>> Start INPUT DATA
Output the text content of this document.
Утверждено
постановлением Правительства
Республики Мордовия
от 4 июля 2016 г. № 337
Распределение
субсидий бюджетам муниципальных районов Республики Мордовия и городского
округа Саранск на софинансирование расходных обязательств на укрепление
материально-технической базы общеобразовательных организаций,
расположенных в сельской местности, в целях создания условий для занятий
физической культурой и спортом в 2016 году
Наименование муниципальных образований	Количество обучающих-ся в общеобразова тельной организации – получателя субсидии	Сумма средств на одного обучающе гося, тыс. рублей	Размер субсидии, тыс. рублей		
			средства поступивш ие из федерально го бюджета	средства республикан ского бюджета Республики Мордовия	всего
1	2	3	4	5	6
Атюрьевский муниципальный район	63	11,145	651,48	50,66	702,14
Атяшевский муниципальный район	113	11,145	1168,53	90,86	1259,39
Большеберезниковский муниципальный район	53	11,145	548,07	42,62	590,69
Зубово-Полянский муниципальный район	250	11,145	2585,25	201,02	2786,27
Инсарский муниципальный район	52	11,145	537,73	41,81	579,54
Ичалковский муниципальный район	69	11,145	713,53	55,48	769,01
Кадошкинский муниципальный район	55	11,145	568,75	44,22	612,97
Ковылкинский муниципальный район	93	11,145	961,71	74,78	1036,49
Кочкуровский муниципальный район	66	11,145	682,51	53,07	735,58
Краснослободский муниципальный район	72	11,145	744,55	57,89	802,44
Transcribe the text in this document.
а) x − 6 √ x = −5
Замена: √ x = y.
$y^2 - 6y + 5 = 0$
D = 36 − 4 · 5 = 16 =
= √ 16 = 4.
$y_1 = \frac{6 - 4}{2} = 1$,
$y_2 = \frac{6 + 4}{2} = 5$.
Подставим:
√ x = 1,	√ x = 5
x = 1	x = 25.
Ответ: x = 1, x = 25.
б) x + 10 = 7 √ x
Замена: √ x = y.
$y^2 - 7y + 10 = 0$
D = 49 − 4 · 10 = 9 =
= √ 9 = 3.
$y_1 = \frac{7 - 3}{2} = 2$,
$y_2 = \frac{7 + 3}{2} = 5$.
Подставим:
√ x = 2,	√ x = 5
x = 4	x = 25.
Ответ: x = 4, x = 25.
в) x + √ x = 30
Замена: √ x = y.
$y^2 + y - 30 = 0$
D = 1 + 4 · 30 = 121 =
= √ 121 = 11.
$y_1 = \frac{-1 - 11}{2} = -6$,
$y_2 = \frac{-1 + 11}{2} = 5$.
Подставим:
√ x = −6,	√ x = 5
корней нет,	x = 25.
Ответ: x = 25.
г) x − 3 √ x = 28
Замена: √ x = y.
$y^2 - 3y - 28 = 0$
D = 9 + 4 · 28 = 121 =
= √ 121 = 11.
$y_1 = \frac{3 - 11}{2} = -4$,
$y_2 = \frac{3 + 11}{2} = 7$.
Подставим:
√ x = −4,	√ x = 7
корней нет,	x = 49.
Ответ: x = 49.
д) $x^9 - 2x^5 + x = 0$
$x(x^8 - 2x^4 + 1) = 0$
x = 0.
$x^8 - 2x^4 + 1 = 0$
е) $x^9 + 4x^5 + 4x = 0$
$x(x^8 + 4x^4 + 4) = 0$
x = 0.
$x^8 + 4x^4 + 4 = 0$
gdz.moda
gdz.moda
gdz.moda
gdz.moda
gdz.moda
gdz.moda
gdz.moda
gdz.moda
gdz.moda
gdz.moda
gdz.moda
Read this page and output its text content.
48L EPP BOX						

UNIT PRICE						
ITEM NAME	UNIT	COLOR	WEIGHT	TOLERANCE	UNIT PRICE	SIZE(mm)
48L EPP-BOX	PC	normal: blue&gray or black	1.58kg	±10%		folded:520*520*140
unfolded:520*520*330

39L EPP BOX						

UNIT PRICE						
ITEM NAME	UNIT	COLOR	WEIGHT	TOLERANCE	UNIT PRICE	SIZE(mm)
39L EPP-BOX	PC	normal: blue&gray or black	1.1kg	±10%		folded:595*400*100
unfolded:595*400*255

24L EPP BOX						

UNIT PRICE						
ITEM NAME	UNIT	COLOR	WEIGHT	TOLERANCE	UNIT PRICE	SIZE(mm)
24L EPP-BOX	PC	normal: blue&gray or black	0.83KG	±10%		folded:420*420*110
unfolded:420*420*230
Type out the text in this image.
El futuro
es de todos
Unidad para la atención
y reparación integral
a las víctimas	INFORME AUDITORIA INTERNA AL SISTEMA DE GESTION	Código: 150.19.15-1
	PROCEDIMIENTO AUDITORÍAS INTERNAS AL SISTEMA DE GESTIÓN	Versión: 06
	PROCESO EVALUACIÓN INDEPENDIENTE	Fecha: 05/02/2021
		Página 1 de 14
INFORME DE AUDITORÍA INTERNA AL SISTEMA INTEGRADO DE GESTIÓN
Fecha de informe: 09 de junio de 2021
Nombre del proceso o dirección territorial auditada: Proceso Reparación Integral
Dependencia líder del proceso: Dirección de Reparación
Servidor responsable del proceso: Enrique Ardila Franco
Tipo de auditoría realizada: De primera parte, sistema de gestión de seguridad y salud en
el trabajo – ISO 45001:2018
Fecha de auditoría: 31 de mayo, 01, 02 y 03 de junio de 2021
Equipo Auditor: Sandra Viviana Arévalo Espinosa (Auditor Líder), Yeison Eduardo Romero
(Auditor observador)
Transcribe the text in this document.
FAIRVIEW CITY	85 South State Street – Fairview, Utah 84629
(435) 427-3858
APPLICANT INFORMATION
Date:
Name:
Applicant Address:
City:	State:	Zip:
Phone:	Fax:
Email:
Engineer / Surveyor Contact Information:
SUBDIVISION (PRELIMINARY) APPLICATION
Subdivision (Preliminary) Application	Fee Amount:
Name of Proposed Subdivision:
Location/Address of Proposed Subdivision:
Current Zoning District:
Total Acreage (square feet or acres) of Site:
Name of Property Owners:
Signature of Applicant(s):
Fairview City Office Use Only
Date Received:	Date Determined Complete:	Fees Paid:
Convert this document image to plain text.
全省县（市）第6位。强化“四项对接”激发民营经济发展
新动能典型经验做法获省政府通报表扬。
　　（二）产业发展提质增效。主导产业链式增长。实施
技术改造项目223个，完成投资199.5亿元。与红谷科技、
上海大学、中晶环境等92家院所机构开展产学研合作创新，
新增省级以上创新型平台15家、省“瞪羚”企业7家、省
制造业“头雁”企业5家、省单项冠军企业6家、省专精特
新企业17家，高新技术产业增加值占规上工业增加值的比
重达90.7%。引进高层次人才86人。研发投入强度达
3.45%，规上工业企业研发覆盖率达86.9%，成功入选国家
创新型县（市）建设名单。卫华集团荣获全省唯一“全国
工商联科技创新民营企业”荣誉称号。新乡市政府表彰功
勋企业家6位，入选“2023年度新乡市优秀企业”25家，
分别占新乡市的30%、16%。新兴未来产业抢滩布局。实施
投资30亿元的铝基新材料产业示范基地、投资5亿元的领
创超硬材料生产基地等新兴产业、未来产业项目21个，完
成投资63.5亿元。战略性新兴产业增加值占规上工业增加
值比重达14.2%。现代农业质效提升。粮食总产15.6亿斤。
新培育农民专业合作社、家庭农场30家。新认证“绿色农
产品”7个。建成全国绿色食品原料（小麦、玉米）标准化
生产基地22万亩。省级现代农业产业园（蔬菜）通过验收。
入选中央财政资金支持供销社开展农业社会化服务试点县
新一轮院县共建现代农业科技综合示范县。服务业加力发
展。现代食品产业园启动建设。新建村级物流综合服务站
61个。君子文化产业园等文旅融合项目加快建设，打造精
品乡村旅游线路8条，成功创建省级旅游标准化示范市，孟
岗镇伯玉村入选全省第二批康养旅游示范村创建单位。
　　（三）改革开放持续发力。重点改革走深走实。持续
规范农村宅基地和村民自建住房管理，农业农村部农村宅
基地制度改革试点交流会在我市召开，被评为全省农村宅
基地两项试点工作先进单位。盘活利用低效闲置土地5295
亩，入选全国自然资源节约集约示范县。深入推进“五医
>> End INPUT DATA
## TASK BRIEF
Find the string "муниципальных" in the listing and return every line that holds it.

## TASK RESPONSE
субсидий бюджетам муниципальных районов Республики Мордовия и городского
Наименование муниципальных образований	Количество обучающих-ся в общеобразова тельной организации – получателя субсидии	Сумма средств на одного обучающе гося, тыс. рублей	Размер субсидии, тыс. рублей		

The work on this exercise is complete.